- [Material to process]:

--------------------------------------------------

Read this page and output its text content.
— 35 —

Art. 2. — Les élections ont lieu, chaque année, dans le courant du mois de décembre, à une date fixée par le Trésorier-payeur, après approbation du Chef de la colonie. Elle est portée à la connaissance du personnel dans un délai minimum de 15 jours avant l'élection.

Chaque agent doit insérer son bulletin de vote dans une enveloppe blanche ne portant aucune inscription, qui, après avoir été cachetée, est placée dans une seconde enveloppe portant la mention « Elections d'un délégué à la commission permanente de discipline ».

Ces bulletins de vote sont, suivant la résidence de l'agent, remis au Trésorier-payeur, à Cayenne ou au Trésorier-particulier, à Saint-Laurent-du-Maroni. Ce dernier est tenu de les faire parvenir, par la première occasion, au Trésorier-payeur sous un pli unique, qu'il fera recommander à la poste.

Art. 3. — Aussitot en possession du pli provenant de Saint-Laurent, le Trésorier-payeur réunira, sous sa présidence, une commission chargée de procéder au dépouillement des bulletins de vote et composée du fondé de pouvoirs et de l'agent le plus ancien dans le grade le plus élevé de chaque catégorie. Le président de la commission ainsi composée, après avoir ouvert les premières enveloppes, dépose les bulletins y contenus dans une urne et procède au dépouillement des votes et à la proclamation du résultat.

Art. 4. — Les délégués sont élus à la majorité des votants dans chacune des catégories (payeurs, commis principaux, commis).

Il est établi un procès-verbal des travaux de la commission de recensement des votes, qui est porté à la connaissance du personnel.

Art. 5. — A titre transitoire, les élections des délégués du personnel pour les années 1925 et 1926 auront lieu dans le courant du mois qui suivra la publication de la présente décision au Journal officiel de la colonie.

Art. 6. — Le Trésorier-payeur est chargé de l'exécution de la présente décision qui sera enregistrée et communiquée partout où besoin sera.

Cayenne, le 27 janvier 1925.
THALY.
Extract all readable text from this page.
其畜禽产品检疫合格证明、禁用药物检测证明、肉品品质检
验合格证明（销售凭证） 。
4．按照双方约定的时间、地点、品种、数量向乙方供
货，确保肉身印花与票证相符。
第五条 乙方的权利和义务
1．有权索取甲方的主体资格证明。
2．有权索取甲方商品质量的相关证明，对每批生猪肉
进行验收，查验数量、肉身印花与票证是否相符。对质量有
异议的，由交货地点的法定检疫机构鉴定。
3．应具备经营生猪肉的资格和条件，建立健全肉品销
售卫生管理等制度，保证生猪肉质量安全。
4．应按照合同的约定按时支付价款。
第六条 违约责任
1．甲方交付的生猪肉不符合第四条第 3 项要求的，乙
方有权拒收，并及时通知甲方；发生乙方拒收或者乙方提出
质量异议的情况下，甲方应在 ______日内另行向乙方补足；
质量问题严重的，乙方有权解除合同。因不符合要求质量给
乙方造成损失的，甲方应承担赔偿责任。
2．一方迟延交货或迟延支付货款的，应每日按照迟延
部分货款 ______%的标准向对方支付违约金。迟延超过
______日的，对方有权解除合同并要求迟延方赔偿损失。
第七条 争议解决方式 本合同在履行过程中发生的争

--------------------------------------------------

- [The task]:
Please repeat the listing above in full and exactly.

- [Final answer]:
Read this page and output its text content.
— 35 —

Art. 2. — Les élections ont lieu, chaque année, dans le courant du mois de décembre, à une date fixée par le Trésorier-payeur, après approbation du Chef de la colonie. Elle est portée à la connaissance du personnel dans un délai minimum de 15 jours avant l'élection.

Chaque agent doit insérer son bulletin de vote dans une enveloppe blanche ne portant aucune inscription, qui, après avoir été cachetée, est placée dans une seconde enveloppe portant la mention « Elections d'un délégué à la commission permanente de discipline ».

Ces bulletins de vote sont, suivant la résidence de l'agent, remis au Trésorier-payeur, à Cayenne ou au Trésorier-particulier, à Saint-Laurent-du-Maroni. Ce dernier est tenu de les faire parvenir, par la première occasion, au Trésorier-payeur sous un pli unique, qu'il fera recommander à la poste.

Art. 3. — Aussitot en possession du pli provenant de Saint-Laurent, le Trésorier-payeur réunira, sous sa présidence, une commission chargée de procéder au dépouillement des bulletins de vote et composée du fondé de pouvoirs et de l'agent le plus ancien dans le grade le plus élevé de chaque catégorie. Le président de la commission ainsi composée, après avoir ouvert les premières enveloppes, dépose les bulletins y contenus dans une urne et procède au dépouillement des votes et à la proclamation du résultat.

Art. 4. — Les délégués sont élus à la majorité des votants dans chacune des catégories (payeurs, commis principaux, commis).

Il est établi un procès-verbal des travaux de la commission de recensement des votes, qui est porté à la connaissance du personnel.

Art. 5. — A titre transitoire, les élections des délégués du personnel pour les années 1925 et 1926 auront lieu dans le courant du mois qui suivra la publication de la présente décision au Journal officiel de la colonie.

Art. 6. — Le Trésorier-payeur est chargé de l'exécution de la présente décision qui sera enregistrée et communiquée partout où besoin sera.

Cayenne, le 27 janvier 1925.
THALY.
Extract all readable text from this page.
其畜禽产品检疫合格证明、禁用药物检测证明、肉品品质检
验合格证明（销售凭证） 。
4．按照双方约定的时间、地点、品种、数量向乙方供
货，确保肉身印花与票证相符。
第五条 乙方的权利和义务
1．有权索取甲方的主体资格证明。
2．有权索取甲方商品质量的相关证明，对每批生猪肉
进行验收，查验数量、肉身印花与票证是否相符。对质量有
异议的，由交货地点的法定检疫机构鉴定。
3．应具备经营生猪肉的资格和条件，建立健全肉品销
售卫生管理等制度，保证生猪肉质量安全。
4．应按照合同的约定按时支付价款。
第六条 违约责任
1．甲方交付的生猪肉不符合第四条第 3 项要求的，乙
方有权拒收，并及时通知甲方；发生乙方拒收或者乙方提出
质量异议的情况下，甲方应在 ______日内另行向乙方补足；
质量问题严重的，乙方有权解除合同。因不符合要求质量给
乙方造成损失的，甲方应承担赔偿责任。
2．一方迟延交货或迟延支付货款的，应每日按照迟延
部分货款 ______%的标准向对方支付违约金。迟延超过
______日的，对方有权解除合同并要求迟延方赔偿损失。
第七条 争议解决方式 本合同在履行过程中发生的争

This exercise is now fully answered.